AIM OF THE TASK –
The word "Publish" marks the lines to keep; find each one in the data and copy it.
########
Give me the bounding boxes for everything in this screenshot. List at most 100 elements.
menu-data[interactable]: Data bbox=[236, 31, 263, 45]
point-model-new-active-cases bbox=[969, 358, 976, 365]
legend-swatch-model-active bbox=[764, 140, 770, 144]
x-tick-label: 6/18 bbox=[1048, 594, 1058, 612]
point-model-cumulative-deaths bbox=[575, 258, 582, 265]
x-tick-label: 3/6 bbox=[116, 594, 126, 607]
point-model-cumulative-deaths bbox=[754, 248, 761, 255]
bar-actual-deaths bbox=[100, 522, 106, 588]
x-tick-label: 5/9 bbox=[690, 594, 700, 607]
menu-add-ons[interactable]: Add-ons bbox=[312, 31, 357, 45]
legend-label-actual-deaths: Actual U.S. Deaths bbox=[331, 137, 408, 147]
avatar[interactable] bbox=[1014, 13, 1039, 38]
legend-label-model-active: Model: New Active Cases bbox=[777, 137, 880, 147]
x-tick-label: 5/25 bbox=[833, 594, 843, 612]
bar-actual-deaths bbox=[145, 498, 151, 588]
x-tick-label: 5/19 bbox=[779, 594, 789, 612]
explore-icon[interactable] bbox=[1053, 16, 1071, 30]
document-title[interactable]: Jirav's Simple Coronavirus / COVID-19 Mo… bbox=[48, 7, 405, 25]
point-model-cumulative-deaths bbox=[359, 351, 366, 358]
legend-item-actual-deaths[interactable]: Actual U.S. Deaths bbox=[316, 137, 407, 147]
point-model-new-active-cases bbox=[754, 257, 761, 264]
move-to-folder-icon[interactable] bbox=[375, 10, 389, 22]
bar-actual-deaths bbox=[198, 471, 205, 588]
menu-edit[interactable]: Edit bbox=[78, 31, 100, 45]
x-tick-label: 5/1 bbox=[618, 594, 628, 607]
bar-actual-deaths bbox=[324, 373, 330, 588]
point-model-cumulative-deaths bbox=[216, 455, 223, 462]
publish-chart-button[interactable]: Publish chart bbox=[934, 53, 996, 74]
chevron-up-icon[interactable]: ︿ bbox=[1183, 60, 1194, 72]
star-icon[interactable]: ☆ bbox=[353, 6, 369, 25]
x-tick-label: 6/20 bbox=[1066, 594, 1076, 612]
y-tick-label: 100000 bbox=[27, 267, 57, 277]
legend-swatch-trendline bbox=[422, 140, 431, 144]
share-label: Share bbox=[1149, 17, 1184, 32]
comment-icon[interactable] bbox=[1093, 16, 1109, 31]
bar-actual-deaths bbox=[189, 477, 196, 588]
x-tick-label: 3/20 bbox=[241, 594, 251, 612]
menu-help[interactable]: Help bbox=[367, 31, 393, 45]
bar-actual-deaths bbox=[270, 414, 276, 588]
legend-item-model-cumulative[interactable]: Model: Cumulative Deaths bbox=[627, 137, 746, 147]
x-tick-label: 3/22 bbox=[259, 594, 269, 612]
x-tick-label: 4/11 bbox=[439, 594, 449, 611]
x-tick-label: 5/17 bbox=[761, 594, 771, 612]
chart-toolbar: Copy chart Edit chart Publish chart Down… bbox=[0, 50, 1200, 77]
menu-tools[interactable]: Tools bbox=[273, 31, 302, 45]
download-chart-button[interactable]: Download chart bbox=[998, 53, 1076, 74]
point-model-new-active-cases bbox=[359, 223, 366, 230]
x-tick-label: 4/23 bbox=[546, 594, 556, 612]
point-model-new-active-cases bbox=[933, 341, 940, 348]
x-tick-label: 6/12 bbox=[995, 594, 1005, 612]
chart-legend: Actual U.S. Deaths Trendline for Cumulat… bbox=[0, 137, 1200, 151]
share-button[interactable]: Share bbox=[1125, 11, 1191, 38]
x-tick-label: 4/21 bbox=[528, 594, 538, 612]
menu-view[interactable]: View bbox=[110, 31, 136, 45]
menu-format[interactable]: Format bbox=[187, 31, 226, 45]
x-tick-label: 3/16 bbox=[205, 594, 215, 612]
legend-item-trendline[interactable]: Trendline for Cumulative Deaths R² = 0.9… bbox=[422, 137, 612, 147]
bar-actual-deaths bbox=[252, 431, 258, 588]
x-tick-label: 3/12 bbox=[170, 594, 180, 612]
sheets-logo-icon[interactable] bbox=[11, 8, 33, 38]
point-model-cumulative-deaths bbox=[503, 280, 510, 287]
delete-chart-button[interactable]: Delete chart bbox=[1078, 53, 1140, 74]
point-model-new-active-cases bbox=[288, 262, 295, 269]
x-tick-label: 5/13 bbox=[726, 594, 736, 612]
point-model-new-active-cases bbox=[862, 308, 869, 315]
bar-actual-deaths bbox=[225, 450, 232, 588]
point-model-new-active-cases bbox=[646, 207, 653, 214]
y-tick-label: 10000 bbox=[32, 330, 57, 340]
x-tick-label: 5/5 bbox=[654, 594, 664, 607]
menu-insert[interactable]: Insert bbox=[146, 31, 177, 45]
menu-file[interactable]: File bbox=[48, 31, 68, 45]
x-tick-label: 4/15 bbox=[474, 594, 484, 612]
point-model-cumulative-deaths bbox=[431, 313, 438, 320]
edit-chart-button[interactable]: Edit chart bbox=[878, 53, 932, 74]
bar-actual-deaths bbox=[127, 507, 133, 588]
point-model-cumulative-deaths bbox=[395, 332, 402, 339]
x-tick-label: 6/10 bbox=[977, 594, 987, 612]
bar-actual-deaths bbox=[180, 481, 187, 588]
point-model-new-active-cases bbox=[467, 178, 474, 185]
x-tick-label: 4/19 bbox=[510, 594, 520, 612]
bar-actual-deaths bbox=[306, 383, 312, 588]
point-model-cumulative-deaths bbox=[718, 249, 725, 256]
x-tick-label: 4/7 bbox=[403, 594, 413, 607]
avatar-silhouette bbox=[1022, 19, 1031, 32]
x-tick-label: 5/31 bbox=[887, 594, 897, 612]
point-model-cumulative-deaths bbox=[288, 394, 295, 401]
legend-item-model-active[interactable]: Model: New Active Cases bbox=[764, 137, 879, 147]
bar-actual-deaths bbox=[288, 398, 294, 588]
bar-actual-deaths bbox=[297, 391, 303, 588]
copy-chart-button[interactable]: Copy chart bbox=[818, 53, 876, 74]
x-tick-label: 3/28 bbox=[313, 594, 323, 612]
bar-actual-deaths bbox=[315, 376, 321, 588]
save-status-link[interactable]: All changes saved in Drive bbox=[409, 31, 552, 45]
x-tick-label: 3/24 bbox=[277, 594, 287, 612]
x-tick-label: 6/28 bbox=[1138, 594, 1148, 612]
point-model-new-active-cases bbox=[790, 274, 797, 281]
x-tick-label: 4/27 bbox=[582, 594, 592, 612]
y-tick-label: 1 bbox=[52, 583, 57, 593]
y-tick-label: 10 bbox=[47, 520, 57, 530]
########
ANSWER TO THE EXERCISE –
publish-chart-button[interactable]: Publish chart bbox=[934, 53, 996, 74]
chart-toolbar: Copy chart Edit chart Publish chart Down… bbox=[0, 50, 1200, 77]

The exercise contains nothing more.